Dataset items:
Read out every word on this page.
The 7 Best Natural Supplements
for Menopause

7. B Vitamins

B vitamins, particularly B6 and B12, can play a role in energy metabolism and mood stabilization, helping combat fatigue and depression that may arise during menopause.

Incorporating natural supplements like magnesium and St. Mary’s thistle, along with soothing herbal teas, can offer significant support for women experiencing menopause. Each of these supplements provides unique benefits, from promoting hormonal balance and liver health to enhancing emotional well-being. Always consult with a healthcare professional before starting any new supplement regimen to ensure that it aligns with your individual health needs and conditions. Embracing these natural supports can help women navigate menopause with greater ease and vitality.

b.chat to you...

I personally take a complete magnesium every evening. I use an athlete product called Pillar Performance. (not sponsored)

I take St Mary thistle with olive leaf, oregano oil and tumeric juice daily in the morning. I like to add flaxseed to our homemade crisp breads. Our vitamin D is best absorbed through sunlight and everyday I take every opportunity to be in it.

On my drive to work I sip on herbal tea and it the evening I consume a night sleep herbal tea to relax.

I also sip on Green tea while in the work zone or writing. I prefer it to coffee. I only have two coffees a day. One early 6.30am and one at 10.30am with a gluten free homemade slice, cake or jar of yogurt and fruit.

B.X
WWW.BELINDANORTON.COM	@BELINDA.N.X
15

Problem description: Transcribe the whole listing exactly.

The output:
Read out every word on this page.
The 7 Best Natural Supplements
for Menopause

7. B Vitamins

B vitamins, particularly B6 and B12, can play a role in energy metabolism and mood stabilization, helping combat fatigue and depression that may arise during menopause.

Incorporating natural supplements like magnesium and St. Mary’s thistle, along with soothing herbal teas, can offer significant support for women experiencing menopause. Each of these supplements provides unique benefits, from promoting hormonal balance and liver health to enhancing emotional well-being. Always consult with a healthcare professional before starting any new supplement regimen to ensure that it aligns with your individual health needs and conditions. Embracing these natural supports can help women navigate menopause with greater ease and vitality.

b.chat to you...

I personally take a complete magnesium every evening. I use an athlete product called Pillar Performance. (not sponsored)

I take St Mary thistle with olive leaf, oregano oil and tumeric juice daily in the morning. I like to add flaxseed to our homemade crisp breads. Our vitamin D is best absorbed through sunlight and everyday I take every opportunity to be in it.

On my drive to work I sip on herbal tea and it the evening I consume a night sleep herbal tea to relax.

I also sip on Green tea while in the work zone or writing. I prefer it to coffee. I only have two coffees a day. One early 6.30am and one at 10.30am with a gluten free homemade slice, cake or jar of yogurt and fruit.

B.X
WWW.BELINDANORTON.COM	@BELINDA.N.X
15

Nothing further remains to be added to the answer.